_Task input_:
+---+

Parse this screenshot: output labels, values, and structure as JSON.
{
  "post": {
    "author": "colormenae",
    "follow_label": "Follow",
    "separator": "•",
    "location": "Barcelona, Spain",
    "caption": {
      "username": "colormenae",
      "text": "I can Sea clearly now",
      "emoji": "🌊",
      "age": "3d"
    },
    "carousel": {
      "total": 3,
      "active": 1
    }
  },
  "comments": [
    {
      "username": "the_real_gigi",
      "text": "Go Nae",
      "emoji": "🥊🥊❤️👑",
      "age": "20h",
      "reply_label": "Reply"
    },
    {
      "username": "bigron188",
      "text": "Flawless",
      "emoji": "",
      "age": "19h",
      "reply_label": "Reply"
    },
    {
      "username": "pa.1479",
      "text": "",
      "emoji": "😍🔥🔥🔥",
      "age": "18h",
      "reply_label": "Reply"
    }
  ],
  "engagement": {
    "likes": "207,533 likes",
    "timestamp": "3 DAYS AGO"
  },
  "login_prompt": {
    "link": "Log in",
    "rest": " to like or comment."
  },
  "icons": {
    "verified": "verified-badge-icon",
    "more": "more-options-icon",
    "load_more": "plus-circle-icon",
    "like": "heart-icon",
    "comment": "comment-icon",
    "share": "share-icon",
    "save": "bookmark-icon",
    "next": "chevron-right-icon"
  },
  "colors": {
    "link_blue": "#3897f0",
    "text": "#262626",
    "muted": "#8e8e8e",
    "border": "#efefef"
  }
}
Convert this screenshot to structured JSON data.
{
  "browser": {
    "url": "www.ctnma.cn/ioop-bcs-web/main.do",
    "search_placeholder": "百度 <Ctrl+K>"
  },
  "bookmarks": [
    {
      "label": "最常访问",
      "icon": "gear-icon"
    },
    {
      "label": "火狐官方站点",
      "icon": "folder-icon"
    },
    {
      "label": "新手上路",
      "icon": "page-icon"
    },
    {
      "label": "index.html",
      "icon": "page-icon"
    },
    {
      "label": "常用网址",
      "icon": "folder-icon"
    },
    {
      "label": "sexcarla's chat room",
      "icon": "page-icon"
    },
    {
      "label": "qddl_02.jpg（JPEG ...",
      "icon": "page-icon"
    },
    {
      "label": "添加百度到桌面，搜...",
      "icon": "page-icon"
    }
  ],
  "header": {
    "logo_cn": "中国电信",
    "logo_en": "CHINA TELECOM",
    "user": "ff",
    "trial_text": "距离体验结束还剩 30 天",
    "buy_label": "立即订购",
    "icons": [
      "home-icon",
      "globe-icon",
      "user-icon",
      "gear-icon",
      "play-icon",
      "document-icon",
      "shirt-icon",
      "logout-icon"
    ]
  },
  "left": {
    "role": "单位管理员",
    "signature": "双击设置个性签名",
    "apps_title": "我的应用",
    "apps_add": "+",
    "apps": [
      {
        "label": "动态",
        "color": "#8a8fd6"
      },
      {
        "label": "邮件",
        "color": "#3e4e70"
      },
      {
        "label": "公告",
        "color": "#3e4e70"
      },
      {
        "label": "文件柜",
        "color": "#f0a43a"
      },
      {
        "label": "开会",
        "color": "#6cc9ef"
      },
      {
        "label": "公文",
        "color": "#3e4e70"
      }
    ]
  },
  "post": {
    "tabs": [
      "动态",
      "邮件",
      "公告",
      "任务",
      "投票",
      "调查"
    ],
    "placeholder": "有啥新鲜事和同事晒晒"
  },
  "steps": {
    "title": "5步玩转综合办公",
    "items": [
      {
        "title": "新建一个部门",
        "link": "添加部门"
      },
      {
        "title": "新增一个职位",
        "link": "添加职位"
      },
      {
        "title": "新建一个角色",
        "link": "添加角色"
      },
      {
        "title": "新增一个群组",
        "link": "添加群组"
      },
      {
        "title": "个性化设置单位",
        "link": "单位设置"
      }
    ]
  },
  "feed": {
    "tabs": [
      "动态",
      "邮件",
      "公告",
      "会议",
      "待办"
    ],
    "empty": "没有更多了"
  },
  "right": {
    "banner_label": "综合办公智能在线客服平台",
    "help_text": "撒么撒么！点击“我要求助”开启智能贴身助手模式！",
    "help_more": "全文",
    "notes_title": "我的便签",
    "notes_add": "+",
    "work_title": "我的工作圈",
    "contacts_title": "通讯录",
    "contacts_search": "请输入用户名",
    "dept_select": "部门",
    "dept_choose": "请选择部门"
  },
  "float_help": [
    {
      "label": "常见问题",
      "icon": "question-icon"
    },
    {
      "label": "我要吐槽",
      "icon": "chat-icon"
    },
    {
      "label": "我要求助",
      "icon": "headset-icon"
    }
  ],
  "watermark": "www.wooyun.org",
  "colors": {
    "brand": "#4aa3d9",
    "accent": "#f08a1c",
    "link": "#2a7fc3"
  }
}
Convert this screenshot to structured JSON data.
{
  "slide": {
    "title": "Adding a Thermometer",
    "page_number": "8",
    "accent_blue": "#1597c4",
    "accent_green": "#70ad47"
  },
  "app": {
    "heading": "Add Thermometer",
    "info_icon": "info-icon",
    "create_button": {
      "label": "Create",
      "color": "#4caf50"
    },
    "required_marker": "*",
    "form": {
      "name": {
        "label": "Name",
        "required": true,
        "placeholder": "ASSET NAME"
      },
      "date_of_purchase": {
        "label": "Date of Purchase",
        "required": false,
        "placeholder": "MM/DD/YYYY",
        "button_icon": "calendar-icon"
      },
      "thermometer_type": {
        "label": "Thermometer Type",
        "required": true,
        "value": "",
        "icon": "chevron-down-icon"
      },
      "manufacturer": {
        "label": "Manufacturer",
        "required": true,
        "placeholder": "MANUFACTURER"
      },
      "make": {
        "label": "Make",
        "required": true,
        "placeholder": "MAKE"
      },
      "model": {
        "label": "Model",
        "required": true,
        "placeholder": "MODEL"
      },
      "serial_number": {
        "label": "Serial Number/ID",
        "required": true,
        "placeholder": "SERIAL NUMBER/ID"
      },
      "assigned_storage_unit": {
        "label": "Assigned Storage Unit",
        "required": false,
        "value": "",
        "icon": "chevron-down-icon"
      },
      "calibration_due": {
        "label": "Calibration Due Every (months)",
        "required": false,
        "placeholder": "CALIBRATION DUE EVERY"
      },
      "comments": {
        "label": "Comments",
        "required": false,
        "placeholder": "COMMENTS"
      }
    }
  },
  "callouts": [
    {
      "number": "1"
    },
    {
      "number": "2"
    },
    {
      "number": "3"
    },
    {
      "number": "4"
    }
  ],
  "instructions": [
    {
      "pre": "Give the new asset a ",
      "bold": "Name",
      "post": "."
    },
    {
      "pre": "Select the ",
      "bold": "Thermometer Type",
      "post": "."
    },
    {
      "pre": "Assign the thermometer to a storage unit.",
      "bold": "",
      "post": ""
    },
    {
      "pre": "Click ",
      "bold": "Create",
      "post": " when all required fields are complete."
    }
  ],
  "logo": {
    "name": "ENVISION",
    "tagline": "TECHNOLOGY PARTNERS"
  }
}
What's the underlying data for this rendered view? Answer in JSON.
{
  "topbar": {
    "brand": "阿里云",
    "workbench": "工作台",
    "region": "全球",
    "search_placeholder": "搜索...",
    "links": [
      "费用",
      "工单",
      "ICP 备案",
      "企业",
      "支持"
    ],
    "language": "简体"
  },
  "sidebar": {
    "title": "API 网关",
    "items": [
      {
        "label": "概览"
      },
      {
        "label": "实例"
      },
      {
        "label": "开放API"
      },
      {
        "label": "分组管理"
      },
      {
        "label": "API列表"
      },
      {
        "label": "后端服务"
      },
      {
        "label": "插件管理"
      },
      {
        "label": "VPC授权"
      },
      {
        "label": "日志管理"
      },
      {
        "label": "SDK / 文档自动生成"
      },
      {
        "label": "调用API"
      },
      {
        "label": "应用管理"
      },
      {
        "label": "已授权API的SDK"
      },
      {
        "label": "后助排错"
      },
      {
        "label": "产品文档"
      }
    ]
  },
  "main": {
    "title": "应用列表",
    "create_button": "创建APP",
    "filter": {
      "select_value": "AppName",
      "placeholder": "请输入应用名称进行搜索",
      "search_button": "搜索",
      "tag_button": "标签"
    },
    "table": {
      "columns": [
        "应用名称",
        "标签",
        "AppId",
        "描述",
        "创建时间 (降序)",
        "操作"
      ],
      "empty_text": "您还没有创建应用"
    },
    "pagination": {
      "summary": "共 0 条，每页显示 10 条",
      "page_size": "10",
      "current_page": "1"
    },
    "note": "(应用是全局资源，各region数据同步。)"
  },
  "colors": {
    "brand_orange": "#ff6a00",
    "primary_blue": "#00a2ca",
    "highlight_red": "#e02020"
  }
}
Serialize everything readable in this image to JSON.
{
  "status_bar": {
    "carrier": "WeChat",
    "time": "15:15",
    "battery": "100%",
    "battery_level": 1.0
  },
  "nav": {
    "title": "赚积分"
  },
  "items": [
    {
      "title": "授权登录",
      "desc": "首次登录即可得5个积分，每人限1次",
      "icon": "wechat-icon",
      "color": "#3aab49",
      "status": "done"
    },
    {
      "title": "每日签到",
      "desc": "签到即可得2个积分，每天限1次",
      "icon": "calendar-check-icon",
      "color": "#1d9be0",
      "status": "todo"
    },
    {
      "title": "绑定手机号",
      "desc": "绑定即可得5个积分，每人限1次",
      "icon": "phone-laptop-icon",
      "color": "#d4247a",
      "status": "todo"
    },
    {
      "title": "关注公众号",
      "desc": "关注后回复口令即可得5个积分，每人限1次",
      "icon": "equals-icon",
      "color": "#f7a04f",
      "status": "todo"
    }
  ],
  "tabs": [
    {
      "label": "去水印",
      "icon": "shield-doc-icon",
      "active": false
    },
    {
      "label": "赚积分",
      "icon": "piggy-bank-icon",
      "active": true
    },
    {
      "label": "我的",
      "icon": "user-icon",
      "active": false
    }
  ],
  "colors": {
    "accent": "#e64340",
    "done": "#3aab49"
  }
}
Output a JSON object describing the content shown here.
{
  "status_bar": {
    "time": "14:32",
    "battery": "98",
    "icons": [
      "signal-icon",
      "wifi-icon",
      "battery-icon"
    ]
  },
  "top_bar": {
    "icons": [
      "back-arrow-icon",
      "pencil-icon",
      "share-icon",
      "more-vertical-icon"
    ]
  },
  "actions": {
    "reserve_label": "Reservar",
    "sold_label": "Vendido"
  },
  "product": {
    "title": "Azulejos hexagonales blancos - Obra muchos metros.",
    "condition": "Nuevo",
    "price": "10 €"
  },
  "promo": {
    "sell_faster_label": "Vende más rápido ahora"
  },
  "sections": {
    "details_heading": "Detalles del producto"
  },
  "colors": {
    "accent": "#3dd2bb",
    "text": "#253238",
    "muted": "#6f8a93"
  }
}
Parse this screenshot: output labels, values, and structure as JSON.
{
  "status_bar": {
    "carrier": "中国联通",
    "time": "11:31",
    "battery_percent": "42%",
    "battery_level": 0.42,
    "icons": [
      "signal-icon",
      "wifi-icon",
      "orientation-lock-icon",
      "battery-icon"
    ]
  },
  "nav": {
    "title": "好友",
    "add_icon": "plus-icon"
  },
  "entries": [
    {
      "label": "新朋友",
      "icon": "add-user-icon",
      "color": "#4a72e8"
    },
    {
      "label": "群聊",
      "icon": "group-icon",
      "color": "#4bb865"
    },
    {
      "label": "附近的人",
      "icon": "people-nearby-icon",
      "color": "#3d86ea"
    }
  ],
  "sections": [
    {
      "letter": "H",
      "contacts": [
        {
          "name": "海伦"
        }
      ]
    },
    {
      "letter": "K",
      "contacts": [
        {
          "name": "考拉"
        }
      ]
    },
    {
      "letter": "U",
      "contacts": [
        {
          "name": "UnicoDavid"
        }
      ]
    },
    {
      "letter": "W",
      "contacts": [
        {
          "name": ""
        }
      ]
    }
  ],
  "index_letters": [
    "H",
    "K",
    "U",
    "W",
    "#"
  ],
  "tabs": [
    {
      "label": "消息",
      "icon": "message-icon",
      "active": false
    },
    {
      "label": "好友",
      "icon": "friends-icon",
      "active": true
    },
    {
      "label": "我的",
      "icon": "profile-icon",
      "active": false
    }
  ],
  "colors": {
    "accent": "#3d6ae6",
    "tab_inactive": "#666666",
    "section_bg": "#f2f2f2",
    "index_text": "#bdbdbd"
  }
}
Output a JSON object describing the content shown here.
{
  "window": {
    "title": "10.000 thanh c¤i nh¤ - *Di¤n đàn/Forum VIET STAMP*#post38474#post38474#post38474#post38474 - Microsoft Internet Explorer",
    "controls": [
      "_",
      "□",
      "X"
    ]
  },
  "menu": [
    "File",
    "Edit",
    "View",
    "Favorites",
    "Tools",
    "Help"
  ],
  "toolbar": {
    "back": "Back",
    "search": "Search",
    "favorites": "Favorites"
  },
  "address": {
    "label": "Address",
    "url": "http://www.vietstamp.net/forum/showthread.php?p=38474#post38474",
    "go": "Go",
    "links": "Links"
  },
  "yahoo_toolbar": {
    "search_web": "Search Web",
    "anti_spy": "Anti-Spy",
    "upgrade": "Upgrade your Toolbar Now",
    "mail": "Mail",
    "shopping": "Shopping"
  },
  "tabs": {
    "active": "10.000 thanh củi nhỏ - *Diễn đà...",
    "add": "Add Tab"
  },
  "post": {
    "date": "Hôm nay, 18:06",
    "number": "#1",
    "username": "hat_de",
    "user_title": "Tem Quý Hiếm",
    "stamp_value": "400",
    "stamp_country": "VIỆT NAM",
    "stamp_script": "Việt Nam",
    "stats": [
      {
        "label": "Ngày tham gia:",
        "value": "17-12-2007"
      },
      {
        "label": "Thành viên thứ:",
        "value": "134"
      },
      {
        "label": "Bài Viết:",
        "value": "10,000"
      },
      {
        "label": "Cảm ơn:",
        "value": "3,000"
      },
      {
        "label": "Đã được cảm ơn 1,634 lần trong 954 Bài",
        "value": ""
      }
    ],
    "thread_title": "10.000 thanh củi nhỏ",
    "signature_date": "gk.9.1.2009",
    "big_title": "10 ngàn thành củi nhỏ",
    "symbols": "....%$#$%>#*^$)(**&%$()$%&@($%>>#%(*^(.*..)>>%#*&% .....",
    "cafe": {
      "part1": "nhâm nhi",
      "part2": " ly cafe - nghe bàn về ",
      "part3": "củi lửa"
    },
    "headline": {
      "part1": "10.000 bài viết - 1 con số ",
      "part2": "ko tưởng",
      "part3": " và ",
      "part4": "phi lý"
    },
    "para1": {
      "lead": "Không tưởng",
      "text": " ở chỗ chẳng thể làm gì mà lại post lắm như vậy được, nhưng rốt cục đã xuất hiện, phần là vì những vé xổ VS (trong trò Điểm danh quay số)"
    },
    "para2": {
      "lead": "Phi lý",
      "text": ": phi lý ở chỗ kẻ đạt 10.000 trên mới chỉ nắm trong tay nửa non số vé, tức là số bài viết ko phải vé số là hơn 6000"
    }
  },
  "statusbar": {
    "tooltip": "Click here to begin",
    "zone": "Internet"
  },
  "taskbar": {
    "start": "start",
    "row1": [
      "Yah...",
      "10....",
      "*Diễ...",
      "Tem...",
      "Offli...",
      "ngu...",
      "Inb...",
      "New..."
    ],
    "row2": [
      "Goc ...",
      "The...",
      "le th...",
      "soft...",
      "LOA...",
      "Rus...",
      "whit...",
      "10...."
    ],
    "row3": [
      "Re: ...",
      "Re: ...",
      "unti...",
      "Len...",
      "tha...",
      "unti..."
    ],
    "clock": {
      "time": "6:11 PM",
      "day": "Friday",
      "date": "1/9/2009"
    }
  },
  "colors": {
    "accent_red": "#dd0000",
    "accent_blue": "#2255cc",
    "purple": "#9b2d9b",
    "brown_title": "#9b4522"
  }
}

+---+

_Your instructions_:
Lines containing the word "Click" must all be returned from the material above.

_Final result_:
      "pre": "Click ",
    "tooltip": "Click here to begin",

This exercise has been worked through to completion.